WRITTEN INSTRUCTION:
Express the records as a JSON list of strings, one string per line with blank lines omitted, starting at the first line and ending at the line containing "106, 134, 117]", both included.

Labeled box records
==============================
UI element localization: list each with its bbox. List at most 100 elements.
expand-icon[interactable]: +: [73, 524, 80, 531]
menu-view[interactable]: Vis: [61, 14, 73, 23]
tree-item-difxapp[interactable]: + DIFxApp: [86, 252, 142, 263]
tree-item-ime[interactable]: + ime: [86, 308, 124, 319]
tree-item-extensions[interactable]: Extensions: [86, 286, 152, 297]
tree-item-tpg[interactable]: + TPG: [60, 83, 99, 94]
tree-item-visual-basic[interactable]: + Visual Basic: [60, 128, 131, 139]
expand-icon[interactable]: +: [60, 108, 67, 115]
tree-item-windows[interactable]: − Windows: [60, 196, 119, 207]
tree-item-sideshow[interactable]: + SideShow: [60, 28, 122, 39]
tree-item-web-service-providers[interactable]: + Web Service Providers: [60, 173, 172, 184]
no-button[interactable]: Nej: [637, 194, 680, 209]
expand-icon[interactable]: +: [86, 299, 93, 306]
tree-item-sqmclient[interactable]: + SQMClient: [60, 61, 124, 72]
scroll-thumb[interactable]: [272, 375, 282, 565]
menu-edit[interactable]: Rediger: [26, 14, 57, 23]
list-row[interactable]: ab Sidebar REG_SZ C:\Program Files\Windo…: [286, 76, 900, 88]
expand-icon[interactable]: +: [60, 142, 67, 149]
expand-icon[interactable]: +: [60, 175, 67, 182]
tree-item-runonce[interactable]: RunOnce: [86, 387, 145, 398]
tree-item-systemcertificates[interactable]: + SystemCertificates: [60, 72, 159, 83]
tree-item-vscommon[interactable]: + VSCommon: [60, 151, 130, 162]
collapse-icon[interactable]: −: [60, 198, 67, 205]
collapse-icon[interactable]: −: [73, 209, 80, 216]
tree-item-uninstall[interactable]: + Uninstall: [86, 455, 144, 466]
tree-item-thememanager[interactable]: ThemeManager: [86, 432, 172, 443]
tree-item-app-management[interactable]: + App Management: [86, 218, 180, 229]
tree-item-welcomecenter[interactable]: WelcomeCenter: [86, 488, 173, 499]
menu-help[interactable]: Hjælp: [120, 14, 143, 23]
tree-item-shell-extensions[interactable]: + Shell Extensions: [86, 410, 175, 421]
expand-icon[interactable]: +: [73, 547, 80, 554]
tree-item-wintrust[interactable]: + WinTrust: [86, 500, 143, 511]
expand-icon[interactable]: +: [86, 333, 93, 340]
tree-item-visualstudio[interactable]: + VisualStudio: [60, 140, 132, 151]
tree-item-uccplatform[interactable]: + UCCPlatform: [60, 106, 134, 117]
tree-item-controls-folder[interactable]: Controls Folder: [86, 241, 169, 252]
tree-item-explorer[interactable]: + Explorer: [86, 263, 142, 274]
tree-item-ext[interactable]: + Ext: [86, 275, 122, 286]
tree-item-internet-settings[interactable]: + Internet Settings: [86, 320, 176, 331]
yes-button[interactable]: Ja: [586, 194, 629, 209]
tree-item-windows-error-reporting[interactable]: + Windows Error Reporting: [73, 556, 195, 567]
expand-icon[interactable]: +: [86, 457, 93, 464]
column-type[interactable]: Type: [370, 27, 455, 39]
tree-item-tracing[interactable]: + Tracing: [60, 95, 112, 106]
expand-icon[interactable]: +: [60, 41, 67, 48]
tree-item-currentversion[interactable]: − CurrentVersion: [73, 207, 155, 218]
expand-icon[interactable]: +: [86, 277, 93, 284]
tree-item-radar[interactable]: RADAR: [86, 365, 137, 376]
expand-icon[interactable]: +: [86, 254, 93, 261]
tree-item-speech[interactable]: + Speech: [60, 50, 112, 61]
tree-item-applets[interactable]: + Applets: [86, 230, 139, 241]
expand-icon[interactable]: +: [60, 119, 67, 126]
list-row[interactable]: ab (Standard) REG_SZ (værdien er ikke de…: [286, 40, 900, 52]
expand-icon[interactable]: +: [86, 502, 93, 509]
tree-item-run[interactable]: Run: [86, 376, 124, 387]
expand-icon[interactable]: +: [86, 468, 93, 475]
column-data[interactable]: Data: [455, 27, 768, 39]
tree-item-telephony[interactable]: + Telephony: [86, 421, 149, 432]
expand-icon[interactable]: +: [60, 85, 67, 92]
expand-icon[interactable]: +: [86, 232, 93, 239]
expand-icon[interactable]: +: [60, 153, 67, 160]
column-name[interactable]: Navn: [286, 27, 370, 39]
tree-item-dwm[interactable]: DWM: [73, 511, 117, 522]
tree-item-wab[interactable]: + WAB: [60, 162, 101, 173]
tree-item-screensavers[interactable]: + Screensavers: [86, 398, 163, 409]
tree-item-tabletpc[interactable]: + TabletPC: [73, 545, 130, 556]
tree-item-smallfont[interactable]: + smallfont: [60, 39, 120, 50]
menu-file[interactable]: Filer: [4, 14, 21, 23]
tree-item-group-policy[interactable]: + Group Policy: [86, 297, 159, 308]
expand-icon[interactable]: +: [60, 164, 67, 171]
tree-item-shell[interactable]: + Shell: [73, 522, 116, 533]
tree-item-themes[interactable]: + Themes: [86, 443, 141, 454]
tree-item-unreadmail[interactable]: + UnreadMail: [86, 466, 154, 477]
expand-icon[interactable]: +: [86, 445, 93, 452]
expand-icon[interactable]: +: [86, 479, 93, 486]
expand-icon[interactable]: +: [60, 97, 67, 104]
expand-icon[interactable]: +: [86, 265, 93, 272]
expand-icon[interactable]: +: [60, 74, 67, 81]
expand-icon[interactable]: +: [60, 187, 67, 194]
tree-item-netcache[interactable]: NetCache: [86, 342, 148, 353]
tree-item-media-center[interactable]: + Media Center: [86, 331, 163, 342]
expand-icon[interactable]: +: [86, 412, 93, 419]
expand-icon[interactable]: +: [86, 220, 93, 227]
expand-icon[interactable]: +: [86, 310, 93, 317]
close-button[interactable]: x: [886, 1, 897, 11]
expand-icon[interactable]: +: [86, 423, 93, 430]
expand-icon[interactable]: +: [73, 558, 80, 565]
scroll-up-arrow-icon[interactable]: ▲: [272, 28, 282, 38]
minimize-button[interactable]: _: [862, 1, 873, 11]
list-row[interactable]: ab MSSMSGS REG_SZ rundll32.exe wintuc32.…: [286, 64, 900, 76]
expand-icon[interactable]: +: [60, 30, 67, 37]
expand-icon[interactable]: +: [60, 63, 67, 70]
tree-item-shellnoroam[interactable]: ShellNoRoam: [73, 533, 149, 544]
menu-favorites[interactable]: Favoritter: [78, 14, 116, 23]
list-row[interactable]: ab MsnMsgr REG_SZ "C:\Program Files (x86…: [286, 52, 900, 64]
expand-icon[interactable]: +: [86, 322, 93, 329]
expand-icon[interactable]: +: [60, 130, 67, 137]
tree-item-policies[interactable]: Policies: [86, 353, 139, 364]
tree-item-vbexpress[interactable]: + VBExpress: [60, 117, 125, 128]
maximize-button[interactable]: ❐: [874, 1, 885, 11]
==============================
OUTPUT FOR THIS EXERCISE:
[
  "UI element localization: list each with its bbox. List at most 100 elements.",
  "expand-icon[interactable]: +: [73, 524, 80, 531]",
  "menu-view[interactable]: Vis: [61, 14, 73, 23]",
  "tree-item-difxapp[interactable]: + DIFxApp: [86, 252, 142, 263]",
  "tree-item-ime[interactable]: + ime: [86, 308, 124, 319]",
  "tree-item-extensions[interactable]: Extensions: [86, 286, 152, 297]",
  "tree-item-tpg[interactable]: + TPG: [60, 83, 99, 94]",
  "tree-item-visual-basic[interactable]: + Visual Basic: [60, 128, 131, 139]",
  "expand-icon[interactable]: +: [60, 108, 67, 115]",
  "tree-item-windows[interactable]: − Windows: [60, 196, 119, 207]",
  "tree-item-sideshow[interactable]: + SideShow: [60, 28, 122, 39]",
  "tree-item-web-service-providers[interactable]: + Web Service Providers: [60, 173, 172, 184]",
  "no-button[interactable]: Nej: [637, 194, 680, 209]",
  "expand-icon[interactable]: +: [86, 299, 93, 306]",
  "tree-item-sqmclient[interactable]: + SQMClient: [60, 61, 124, 72]",
  "scroll-thumb[interactable]: [272, 375, 282, 565]",
  "menu-edit[interactable]: Rediger: [26, 14, 57, 23]",
  "list-row[interactable]: ab Sidebar REG_SZ C:\\Program Files\\Windo…: [286, 76, 900, 88]",
  "expand-icon[interactable]: +: [60, 142, 67, 149]",
  "expand-icon[interactable]: +: [60, 175, 67, 182]",
  "tree-item-runonce[interactable]: RunOnce: [86, 387, 145, 398]",
  "tree-item-systemcertificates[interactable]: + SystemCertificates: [60, 72, 159, 83]",
  "tree-item-vscommon[interactable]: + VSCommon: [60, 151, 130, 162]",
  "collapse-icon[interactable]: −: [60, 198, 67, 205]",
  "collapse-icon[interactable]: −: [73, 209, 80, 216]",
  "tree-item-uninstall[interactable]: + Uninstall: [86, 455, 144, 466]",
  "tree-item-thememanager[interactable]: ThemeManager: [86, 432, 172, 443]",
  "tree-item-app-management[interactable]: + App Management: [86, 218, 180, 229]",
  "tree-item-welcomecenter[interactable]: WelcomeCenter: [86, 488, 173, 499]",
  "menu-help[interactable]: Hjælp: [120, 14, 143, 23]",
  "tree-item-shell-extensions[interactable]: + Shell Extensions: [86, 410, 175, 421]",
  "expand-icon[interactable]: +: [73, 547, 80, 554]",
  "tree-item-wintrust[interactable]: + WinTrust: [86, 500, 143, 511]",
  "expand-icon[interactable]: +: [86, 333, 93, 340]",
  "tree-item-visualstudio[interactable]: + VisualStudio: [60, 140, 132, 151]",
  "tree-item-uccplatform[interactable]: + UCCPlatform: [60, 106, 134, 117]"
]